▸ **TASK PROMPT**
Check every line below for the word "content" and show those that hold it.
begin
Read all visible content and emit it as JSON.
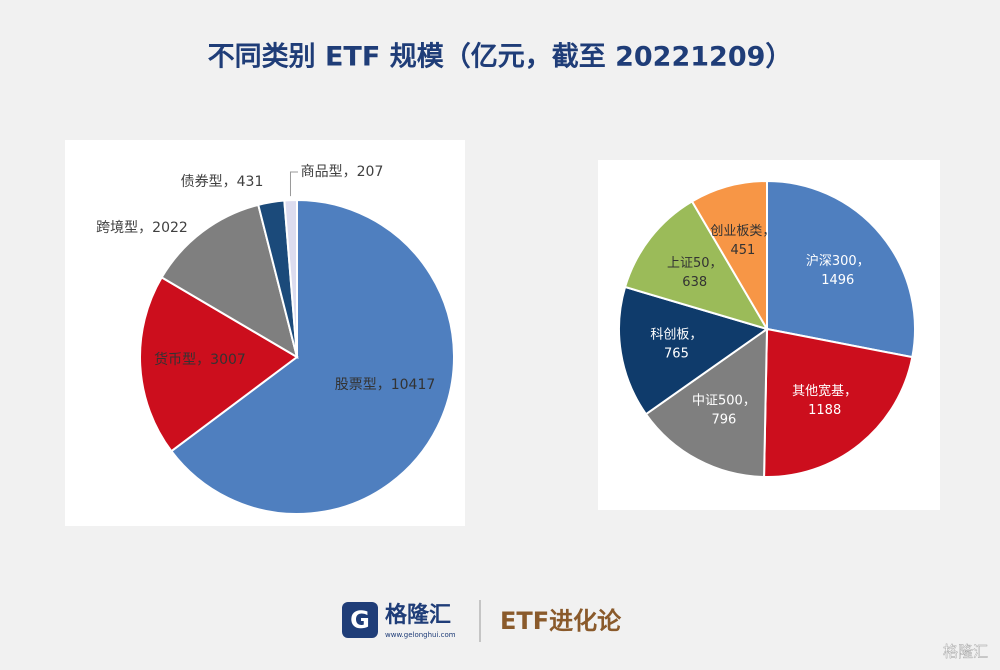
{
  "header": {
    "title": "不同类别 ETF 规模（亿元，截至 20221209）"
  },
  "chart_data": [
    {
      "type": "pie",
      "categories": [
        "股票型",
        "货币型",
        "跨境型",
        "债券型",
        "商品型"
      ],
      "values": [
        10417,
        3007,
        2022,
        431,
        207
      ],
      "colors": [
        "#4f7fbf",
        "#cc0e1d",
        "#7f7f7f",
        "#1b4a7a",
        "#dcdcef"
      ],
      "label_separator": "，"
    },
    {
      "type": "pie",
      "categories": [
        "沪深300",
        "其他宽基",
        "中证500",
        "科创板",
        "上证50",
        "创业板类"
      ],
      "values": [
        1496,
        1188,
        796,
        765,
        638,
        451
      ],
      "colors": [
        "#4f7fbf",
        "#cc0e1d",
        "#7f7f7f",
        "#0f3b6b",
        "#9bbb59",
        "#f79646"
      ],
      "label_separator": "，"
    }
  ],
  "footer": {
    "brand": "格隆汇",
    "url": "www.gelonghui.com",
    "column": "ETF进化论",
    "watermark": "格隆汇"
  }
}
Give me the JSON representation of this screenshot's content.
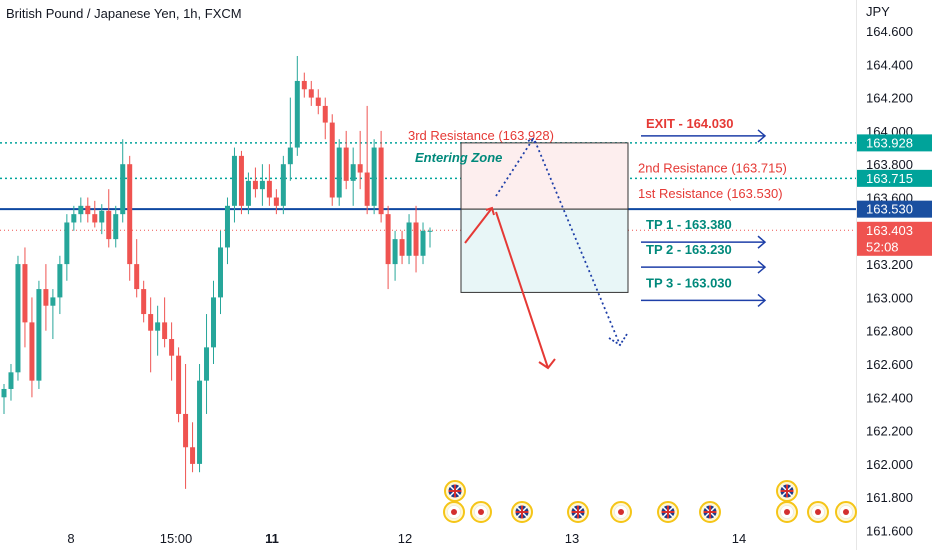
{
  "title": "British Pound / Japanese Yen, 1h, FXCM",
  "currency": "JPY",
  "colors": {
    "up": "#26a69a",
    "down": "#ef5350",
    "resistance": "#e53935",
    "support_line": "#0d47a1",
    "dotted": "#00a39a",
    "blue_arrow": "#1e3fa8",
    "tp_text": "#00897b",
    "entering": "#00897b"
  },
  "chart_data": {
    "type": "candlestick",
    "ylim": [
      161.55,
      164.68
    ],
    "y_ticks": [
      "164.600",
      "164.400",
      "164.200",
      "164.000",
      "163.800",
      "163.600",
      "163.400",
      "163.200",
      "163.000",
      "162.800",
      "162.600",
      "162.400",
      "162.200",
      "162.000",
      "161.800",
      "161.600"
    ],
    "x_ticks": [
      {
        "label": "8",
        "bold": false
      },
      {
        "label": "15:00",
        "bold": false
      },
      {
        "label": "11",
        "bold": true
      },
      {
        "label": "12",
        "bold": false
      },
      {
        "label": "13",
        "bold": false
      },
      {
        "label": "14",
        "bold": false
      }
    ],
    "candles": [
      [
        162.4,
        162.48,
        162.3,
        162.45
      ],
      [
        162.45,
        162.6,
        162.38,
        162.55
      ],
      [
        162.55,
        163.25,
        162.5,
        163.2
      ],
      [
        163.2,
        163.3,
        162.7,
        162.85
      ],
      [
        162.85,
        163.0,
        162.4,
        162.5
      ],
      [
        162.5,
        163.1,
        162.45,
        163.05
      ],
      [
        163.05,
        163.2,
        162.8,
        162.95
      ],
      [
        162.95,
        163.05,
        162.75,
        163.0
      ],
      [
        163.0,
        163.25,
        162.9,
        163.2
      ],
      [
        163.2,
        163.5,
        163.1,
        163.45
      ],
      [
        163.45,
        163.55,
        163.4,
        163.5
      ],
      [
        163.5,
        163.6,
        163.45,
        163.55
      ],
      [
        163.55,
        163.6,
        163.45,
        163.5
      ],
      [
        163.5,
        163.58,
        163.42,
        163.45
      ],
      [
        163.45,
        163.56,
        163.38,
        163.52
      ],
      [
        163.52,
        163.65,
        163.3,
        163.35
      ],
      [
        163.35,
        163.55,
        163.3,
        163.5
      ],
      [
        163.5,
        163.95,
        163.45,
        163.8
      ],
      [
        163.8,
        163.85,
        163.1,
        163.2
      ],
      [
        163.2,
        163.35,
        163.0,
        163.05
      ],
      [
        163.05,
        163.1,
        162.85,
        162.9
      ],
      [
        162.9,
        163.0,
        162.55,
        162.8
      ],
      [
        162.8,
        162.95,
        162.65,
        162.85
      ],
      [
        162.85,
        163.0,
        162.7,
        162.75
      ],
      [
        162.75,
        162.85,
        162.5,
        162.65
      ],
      [
        162.65,
        162.7,
        162.25,
        162.3
      ],
      [
        162.3,
        162.6,
        161.85,
        162.1
      ],
      [
        162.1,
        162.25,
        161.95,
        162.0
      ],
      [
        162.0,
        162.6,
        161.95,
        162.5
      ],
      [
        162.5,
        162.9,
        162.3,
        162.7
      ],
      [
        162.7,
        163.1,
        162.6,
        163.0
      ],
      [
        163.0,
        163.4,
        162.9,
        163.3
      ],
      [
        163.3,
        163.6,
        163.2,
        163.55
      ],
      [
        163.55,
        163.9,
        163.45,
        163.85
      ],
      [
        163.85,
        163.88,
        163.5,
        163.55
      ],
      [
        163.55,
        163.75,
        163.5,
        163.7
      ],
      [
        163.7,
        163.78,
        163.6,
        163.65
      ],
      [
        163.65,
        163.8,
        163.55,
        163.7
      ],
      [
        163.7,
        163.8,
        163.55,
        163.6
      ],
      [
        163.6,
        163.65,
        163.5,
        163.55
      ],
      [
        163.55,
        163.85,
        163.5,
        163.8
      ],
      [
        163.8,
        164.2,
        163.7,
        163.9
      ],
      [
        163.9,
        164.45,
        163.85,
        164.3
      ],
      [
        164.3,
        164.35,
        164.2,
        164.25
      ],
      [
        164.25,
        164.3,
        164.15,
        164.2
      ],
      [
        164.2,
        164.25,
        164.1,
        164.15
      ],
      [
        164.15,
        164.2,
        163.95,
        164.05
      ],
      [
        164.05,
        164.1,
        163.55,
        163.6
      ],
      [
        163.6,
        163.95,
        163.55,
        163.9
      ],
      [
        163.9,
        164.0,
        163.65,
        163.7
      ],
      [
        163.7,
        163.9,
        163.55,
        163.8
      ],
      [
        163.8,
        164.0,
        163.65,
        163.75
      ],
      [
        163.75,
        164.15,
        163.5,
        163.55
      ],
      [
        163.55,
        163.95,
        163.5,
        163.9
      ],
      [
        163.9,
        164.0,
        163.45,
        163.5
      ],
      [
        163.5,
        163.55,
        163.05,
        163.2
      ],
      [
        163.2,
        163.4,
        163.1,
        163.35
      ],
      [
        163.35,
        163.4,
        163.2,
        163.25
      ],
      [
        163.25,
        163.5,
        163.2,
        163.45
      ],
      [
        163.45,
        163.55,
        163.15,
        163.25
      ],
      [
        163.25,
        163.45,
        163.2,
        163.4
      ],
      [
        163.4,
        163.42,
        163.3,
        163.4
      ]
    ],
    "levels": [
      {
        "value": 163.928,
        "label": "3rd Resistance (163.928)",
        "style": "dotted",
        "badge": "163.928"
      },
      {
        "value": 163.715,
        "label": "2nd Resistance (163.715)",
        "style": "dotted",
        "badge": "163.715"
      },
      {
        "value": 163.53,
        "label": "1st Resistance (163.530)",
        "style": "solid",
        "badge": "163.530"
      },
      {
        "value": 163.403,
        "label": "",
        "style": "current",
        "badge": "163.403",
        "sub": "52:08"
      }
    ],
    "targets": [
      {
        "label": "EXIT - 164.030",
        "value": 164.03,
        "kind": "exit"
      },
      {
        "label": "TP 1 - 163.380",
        "value": 163.38,
        "kind": "tp"
      },
      {
        "label": "TP 2 - 163.230",
        "value": 163.23,
        "kind": "tp"
      },
      {
        "label": "TP 3 - 163.030",
        "value": 163.03,
        "kind": "tp"
      }
    ],
    "zone": {
      "label": "Entering Zone",
      "top": 163.928,
      "mid": 163.53,
      "bottom": 163.03
    },
    "events": [
      {
        "type": "uk",
        "row": 1
      },
      {
        "type": "jp",
        "row": 2
      },
      {
        "type": "jp",
        "row": 2
      },
      {
        "type": "uk",
        "row": 2
      },
      {
        "type": "uk",
        "row": 2
      },
      {
        "type": "jp",
        "row": 2
      },
      {
        "type": "uk",
        "row": 2
      },
      {
        "type": "uk",
        "row": 2
      },
      {
        "type": "uk",
        "row": 1
      },
      {
        "type": "jp",
        "row": 2
      },
      {
        "type": "jp",
        "row": 2
      },
      {
        "type": "jp",
        "row": 2
      }
    ]
  }
}
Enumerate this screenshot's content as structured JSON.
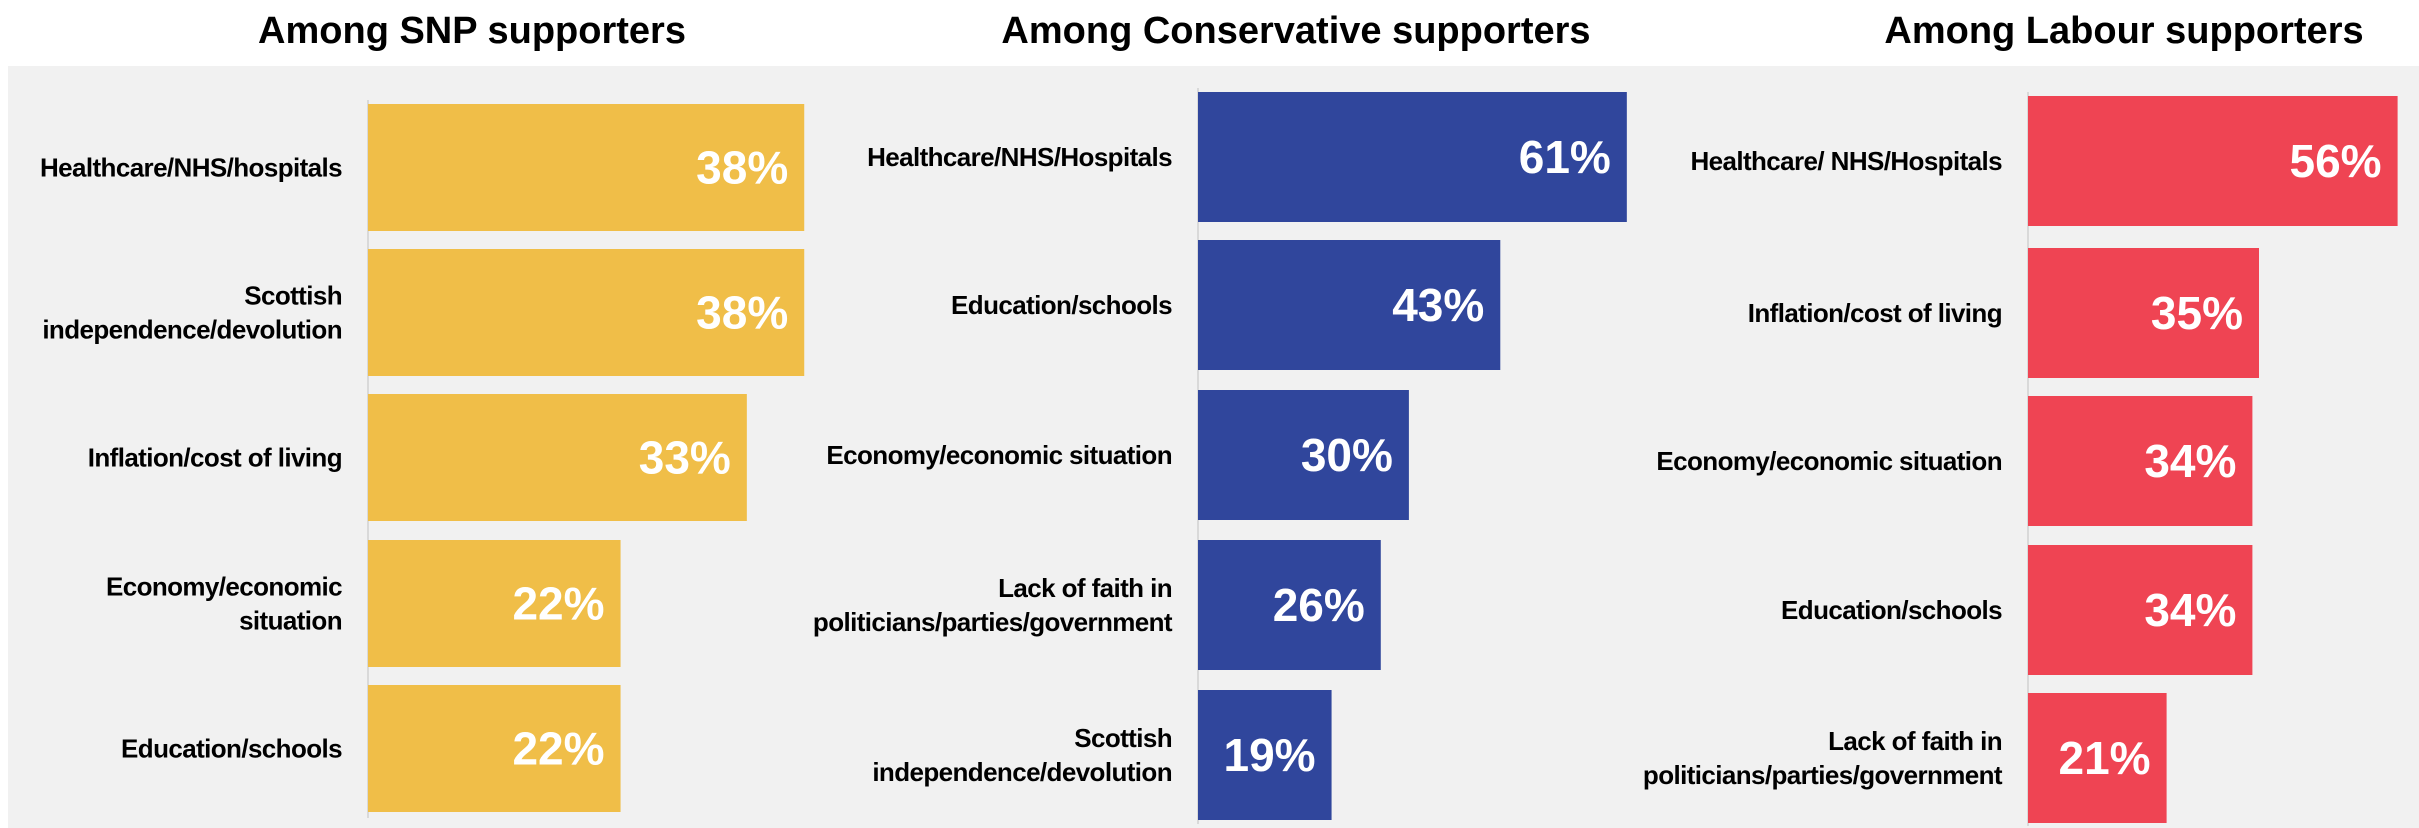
{
  "chart_data": [
    {
      "type": "bar",
      "orientation": "horizontal",
      "title": "Among SNP supporters",
      "color": "#F0BE48",
      "xlim": [
        0,
        75
      ],
      "categories": [
        "Healthcare/NHS/hospitals",
        "Scottish independence/devolution",
        "Inflation/cost of living",
        "Economy/economic situation",
        "Education/schools"
      ],
      "label_lines": [
        [
          "Healthcare/NHS/hospitals"
        ],
        [
          "Scottish",
          "independence/devolution"
        ],
        [
          "Inflation/cost of living"
        ],
        [
          "Economy/economic",
          "situation"
        ],
        [
          "Education/schools"
        ]
      ],
      "values": [
        38,
        38,
        33,
        22,
        22
      ],
      "value_labels": [
        "38%",
        "38%",
        "33%",
        "22%",
        "22%"
      ]
    },
    {
      "type": "bar",
      "orientation": "horizontal",
      "title": "Among Conservative supporters",
      "color": "#30469C",
      "xlim": [
        0,
        75
      ],
      "categories": [
        "Healthcare/NHS/Hospitals",
        "Education/schools",
        "Economy/economic situation",
        "Lack of faith in politicians/parties/government",
        "Scottish independence/devolution"
      ],
      "label_lines": [
        [
          "Healthcare/NHS/Hospitals"
        ],
        [
          "Education/schools"
        ],
        [
          "Economy/economic situation"
        ],
        [
          "Lack of faith in",
          "politicians/parties/government"
        ],
        [
          "Scottish",
          "independence/devolution"
        ]
      ],
      "values": [
        61,
        43,
        30,
        26,
        19
      ],
      "value_labels": [
        "61%",
        "43%",
        "30%",
        "26%",
        "19%"
      ]
    },
    {
      "type": "bar",
      "orientation": "horizontal",
      "title": "Among Labour supporters",
      "color": "#EF4453",
      "xlim": [
        0,
        75
      ],
      "categories": [
        "Healthcare/ NHS/Hospitals",
        "Inflation/cost of living",
        "Economy/economic situation",
        "Education/schools",
        "Lack of faith in politicians/parties/government"
      ],
      "label_lines": [
        [
          "Healthcare/ NHS/Hospitals"
        ],
        [
          "Inflation/cost of living"
        ],
        [
          "Economy/economic situation"
        ],
        [
          "Education/schools"
        ],
        [
          "Lack of faith in",
          "politicians/parties/government"
        ]
      ],
      "values": [
        56,
        35,
        34,
        34,
        21
      ],
      "value_labels": [
        "56%",
        "35%",
        "34%",
        "34%",
        "21%"
      ]
    }
  ]
}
end
▸ **TASK OUTPUT**
Read all visible content and emit it as JSON.
Give me the JSON representation of this screenshot's content.
Enumerate this screenshot's content as structured JSON.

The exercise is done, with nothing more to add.